• **Brief**: Which of the lines below hold the word "less"? Pull each of them out.

*** Begin section ***

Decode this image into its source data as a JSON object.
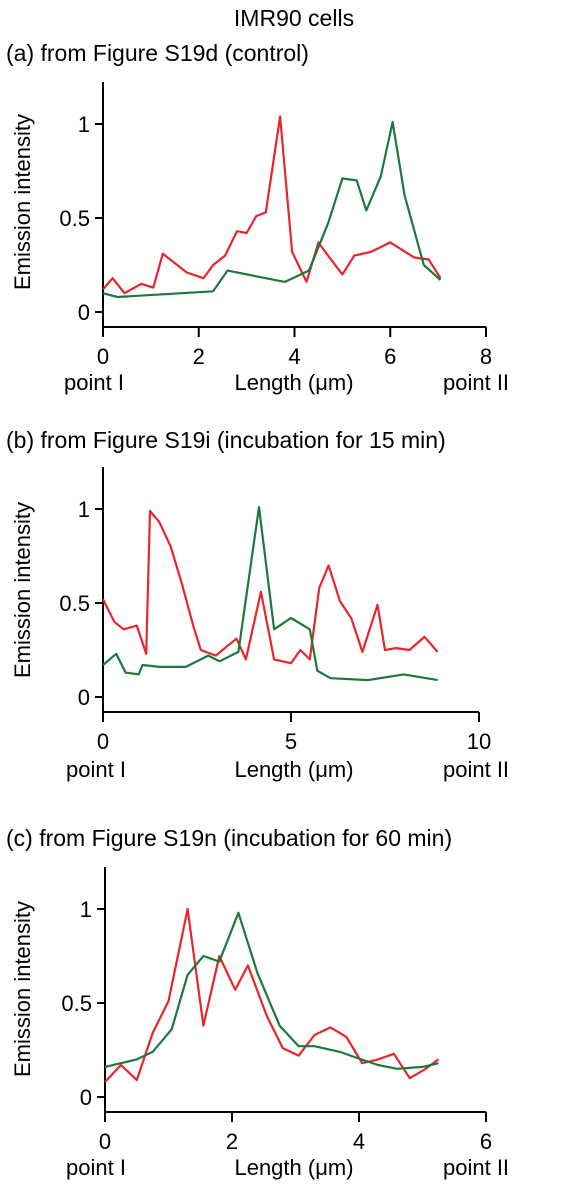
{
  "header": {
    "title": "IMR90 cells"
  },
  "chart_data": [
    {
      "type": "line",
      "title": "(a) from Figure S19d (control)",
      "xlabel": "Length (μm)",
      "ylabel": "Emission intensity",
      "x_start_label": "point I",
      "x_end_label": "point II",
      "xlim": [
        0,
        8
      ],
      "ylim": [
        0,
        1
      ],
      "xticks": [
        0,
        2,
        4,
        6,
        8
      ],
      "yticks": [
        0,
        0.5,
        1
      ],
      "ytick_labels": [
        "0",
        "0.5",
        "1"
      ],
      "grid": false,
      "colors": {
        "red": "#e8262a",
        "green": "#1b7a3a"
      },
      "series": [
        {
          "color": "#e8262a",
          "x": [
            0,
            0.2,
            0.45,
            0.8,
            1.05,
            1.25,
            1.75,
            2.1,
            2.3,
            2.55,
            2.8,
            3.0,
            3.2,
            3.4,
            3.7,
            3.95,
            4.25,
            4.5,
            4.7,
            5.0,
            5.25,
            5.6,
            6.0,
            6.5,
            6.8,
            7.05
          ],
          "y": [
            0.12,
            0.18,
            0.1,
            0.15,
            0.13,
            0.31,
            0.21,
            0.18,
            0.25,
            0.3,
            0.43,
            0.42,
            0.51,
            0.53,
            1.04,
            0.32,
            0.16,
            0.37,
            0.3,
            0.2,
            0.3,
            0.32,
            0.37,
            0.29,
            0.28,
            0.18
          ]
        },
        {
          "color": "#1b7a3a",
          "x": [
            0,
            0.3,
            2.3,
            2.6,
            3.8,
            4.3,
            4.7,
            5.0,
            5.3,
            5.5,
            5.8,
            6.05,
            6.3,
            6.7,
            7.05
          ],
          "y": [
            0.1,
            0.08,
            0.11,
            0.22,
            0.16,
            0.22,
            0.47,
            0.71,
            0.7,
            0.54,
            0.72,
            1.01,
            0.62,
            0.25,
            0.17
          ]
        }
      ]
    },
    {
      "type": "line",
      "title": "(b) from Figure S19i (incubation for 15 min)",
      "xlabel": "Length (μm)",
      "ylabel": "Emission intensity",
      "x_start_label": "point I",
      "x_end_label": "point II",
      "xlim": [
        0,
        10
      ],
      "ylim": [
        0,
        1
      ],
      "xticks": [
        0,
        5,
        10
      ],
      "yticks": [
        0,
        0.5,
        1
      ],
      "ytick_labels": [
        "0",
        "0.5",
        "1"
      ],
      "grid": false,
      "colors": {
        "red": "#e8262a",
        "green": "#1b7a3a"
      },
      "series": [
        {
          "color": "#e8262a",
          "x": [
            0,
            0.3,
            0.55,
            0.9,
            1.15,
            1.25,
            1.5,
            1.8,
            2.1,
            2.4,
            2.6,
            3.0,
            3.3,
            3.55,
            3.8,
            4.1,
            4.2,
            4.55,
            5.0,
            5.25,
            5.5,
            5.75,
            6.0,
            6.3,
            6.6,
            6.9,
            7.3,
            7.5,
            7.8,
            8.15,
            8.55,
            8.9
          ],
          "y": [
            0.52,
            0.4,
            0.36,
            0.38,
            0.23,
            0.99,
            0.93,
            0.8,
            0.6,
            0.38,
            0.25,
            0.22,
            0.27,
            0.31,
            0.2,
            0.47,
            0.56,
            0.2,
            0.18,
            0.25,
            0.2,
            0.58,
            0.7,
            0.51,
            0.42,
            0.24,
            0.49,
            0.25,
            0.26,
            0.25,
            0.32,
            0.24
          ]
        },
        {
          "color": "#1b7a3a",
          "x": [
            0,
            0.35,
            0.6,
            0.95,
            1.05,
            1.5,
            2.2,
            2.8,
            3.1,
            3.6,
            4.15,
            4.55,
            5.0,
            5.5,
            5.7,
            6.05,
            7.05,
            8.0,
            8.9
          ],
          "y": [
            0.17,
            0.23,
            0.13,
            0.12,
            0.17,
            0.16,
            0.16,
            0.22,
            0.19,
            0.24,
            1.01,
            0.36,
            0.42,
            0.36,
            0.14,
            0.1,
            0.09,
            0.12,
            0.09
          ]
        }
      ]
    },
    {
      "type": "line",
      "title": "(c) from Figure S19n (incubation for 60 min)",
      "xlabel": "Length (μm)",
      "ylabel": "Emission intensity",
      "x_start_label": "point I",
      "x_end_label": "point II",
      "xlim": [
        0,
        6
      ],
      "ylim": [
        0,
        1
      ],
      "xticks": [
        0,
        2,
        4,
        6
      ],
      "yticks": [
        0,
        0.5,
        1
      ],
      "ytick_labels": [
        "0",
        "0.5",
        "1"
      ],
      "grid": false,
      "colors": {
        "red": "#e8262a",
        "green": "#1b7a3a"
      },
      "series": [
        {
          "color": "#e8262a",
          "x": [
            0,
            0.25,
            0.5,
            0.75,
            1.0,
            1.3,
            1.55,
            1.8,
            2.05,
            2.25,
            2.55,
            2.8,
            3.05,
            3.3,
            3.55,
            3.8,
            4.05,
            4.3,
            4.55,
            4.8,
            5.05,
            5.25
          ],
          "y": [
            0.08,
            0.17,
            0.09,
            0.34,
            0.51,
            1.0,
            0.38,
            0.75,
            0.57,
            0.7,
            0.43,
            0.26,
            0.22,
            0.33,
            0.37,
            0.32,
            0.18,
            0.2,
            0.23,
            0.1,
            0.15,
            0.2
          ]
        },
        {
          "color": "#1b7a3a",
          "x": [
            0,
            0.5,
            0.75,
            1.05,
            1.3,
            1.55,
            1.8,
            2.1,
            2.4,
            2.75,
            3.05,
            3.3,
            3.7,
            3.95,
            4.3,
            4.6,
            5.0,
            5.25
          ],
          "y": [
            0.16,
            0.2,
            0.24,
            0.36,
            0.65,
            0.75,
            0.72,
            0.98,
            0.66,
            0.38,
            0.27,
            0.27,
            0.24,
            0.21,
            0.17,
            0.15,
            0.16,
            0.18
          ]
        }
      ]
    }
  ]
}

*** End section ***
*** Begin section ***

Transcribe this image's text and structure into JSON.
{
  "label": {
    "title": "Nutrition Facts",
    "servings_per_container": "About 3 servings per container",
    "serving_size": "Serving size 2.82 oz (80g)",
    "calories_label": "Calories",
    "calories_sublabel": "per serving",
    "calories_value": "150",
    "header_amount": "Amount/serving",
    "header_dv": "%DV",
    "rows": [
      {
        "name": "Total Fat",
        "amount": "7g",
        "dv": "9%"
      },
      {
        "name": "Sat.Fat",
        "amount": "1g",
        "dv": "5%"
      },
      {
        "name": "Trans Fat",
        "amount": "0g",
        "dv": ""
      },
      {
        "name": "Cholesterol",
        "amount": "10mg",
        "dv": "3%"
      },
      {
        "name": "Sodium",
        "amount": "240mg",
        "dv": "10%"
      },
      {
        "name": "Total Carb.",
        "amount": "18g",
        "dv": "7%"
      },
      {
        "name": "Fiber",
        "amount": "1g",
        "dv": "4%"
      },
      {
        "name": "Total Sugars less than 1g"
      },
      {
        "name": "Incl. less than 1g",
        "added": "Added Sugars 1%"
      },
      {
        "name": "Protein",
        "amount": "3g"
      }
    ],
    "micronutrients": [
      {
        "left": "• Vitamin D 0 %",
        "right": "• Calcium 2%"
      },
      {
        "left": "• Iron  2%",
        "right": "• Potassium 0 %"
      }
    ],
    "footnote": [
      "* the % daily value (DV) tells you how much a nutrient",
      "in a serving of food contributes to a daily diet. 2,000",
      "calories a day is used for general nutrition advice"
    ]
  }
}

*** End section ***

• **Exercise solution**:
        "name": "Total Sugars less than 1g"
        "name": "Incl. less than 1g",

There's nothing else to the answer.